## What this task involves
Say how many lines include the word "Measurements". Reply with nothing but the number.

Dataset records
>> START

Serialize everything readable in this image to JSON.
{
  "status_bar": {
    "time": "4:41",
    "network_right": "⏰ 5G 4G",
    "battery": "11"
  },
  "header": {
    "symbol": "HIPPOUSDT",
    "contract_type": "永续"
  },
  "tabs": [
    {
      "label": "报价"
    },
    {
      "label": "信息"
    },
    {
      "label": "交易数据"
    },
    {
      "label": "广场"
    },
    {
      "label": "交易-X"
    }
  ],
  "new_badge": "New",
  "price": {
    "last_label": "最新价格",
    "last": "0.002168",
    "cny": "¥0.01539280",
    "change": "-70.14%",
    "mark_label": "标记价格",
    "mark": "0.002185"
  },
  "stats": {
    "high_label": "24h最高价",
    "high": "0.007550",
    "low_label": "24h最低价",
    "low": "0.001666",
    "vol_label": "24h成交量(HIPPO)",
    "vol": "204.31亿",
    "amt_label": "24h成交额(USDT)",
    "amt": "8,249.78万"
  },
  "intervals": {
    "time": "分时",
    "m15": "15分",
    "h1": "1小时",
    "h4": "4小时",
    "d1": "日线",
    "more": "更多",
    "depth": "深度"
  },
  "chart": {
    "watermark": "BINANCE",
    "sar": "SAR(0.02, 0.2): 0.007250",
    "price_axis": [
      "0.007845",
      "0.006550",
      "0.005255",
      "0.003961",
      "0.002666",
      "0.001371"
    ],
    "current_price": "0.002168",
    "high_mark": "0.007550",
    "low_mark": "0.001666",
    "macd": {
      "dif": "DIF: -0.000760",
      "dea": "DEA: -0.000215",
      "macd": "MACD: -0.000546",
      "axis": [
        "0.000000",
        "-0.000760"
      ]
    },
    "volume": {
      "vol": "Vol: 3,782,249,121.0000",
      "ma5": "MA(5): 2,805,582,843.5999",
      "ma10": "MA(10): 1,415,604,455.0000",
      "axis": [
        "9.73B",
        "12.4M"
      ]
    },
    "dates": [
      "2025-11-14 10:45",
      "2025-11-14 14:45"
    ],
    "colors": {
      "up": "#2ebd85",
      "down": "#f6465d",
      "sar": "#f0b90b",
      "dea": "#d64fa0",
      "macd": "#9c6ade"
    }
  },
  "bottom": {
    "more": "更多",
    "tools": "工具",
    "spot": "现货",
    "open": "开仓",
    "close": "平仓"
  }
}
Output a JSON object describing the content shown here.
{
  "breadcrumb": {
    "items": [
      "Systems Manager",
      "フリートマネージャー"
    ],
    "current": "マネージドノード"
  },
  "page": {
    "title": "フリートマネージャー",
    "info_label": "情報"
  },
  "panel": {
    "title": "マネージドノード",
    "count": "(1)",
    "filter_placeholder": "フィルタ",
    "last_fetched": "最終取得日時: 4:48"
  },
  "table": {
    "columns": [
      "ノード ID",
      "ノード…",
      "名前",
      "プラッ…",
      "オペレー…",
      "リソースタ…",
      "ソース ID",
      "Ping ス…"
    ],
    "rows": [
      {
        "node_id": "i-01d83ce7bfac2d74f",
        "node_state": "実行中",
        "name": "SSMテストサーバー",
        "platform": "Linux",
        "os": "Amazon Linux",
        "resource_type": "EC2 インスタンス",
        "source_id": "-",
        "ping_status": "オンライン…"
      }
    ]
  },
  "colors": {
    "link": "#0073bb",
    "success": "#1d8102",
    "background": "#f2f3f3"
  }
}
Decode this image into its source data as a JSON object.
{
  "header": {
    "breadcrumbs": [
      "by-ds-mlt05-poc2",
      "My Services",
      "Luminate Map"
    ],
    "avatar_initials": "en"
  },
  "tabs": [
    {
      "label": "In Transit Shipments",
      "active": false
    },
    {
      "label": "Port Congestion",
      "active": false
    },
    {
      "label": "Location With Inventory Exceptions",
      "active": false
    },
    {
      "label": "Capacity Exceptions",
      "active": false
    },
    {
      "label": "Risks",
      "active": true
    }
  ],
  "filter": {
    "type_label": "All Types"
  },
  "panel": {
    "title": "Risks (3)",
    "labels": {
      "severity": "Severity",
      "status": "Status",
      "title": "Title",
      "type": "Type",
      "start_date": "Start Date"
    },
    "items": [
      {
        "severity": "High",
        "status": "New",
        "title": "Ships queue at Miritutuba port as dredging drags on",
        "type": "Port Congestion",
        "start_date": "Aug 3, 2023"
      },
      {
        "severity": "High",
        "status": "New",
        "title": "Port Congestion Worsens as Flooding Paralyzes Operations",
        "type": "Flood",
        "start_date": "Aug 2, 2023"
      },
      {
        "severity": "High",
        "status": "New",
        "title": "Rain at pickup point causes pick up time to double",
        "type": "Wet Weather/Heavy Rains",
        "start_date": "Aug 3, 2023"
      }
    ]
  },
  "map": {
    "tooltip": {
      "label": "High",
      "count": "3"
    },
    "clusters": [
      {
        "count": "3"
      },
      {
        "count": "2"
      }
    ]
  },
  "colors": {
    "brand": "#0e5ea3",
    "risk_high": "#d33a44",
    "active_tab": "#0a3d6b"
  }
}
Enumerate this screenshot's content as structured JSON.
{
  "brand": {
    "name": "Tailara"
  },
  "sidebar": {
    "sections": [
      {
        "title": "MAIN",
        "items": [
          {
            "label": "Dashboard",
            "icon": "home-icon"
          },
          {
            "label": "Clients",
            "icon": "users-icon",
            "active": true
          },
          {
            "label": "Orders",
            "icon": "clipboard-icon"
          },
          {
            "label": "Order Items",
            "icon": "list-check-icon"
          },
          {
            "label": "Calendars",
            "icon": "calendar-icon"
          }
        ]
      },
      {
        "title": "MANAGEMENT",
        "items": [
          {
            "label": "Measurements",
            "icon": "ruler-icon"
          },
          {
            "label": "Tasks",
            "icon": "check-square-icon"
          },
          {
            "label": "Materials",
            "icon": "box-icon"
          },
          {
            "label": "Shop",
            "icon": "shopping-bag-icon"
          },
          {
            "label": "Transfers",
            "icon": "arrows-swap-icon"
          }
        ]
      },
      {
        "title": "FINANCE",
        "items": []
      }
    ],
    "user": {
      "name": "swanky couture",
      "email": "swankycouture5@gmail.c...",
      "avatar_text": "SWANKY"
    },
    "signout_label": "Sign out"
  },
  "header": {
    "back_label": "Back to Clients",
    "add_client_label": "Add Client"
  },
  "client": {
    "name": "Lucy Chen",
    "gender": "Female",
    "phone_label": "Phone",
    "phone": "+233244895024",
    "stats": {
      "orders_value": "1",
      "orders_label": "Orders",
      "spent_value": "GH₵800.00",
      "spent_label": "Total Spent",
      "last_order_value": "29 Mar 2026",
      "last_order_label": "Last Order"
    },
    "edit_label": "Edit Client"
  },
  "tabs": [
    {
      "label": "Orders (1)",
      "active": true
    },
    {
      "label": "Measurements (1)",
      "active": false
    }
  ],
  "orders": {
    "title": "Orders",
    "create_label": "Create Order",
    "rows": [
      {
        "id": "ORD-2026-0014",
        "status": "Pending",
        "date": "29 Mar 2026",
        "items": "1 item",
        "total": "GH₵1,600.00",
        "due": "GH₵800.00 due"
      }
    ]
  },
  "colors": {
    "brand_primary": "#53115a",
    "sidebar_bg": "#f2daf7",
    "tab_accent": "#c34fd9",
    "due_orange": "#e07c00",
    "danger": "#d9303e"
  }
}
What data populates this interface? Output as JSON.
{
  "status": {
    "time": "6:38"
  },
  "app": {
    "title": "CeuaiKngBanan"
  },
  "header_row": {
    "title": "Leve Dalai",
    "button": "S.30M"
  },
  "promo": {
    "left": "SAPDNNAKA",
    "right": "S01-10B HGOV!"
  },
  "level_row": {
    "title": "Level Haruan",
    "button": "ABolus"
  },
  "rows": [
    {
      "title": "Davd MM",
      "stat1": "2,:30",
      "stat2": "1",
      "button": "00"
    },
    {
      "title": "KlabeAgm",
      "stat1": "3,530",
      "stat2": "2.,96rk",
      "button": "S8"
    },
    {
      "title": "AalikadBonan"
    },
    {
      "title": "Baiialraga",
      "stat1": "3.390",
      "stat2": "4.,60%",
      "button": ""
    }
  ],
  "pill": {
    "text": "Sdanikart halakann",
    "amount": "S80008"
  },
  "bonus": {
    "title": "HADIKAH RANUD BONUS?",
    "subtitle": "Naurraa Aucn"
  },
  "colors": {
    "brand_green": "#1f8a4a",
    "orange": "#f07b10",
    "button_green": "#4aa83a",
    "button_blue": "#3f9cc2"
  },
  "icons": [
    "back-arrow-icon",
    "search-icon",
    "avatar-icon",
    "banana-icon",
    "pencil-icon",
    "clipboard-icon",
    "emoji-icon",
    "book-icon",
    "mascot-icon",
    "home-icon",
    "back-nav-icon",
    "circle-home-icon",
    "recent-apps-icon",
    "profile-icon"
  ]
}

>> END

## Solution for this problem
2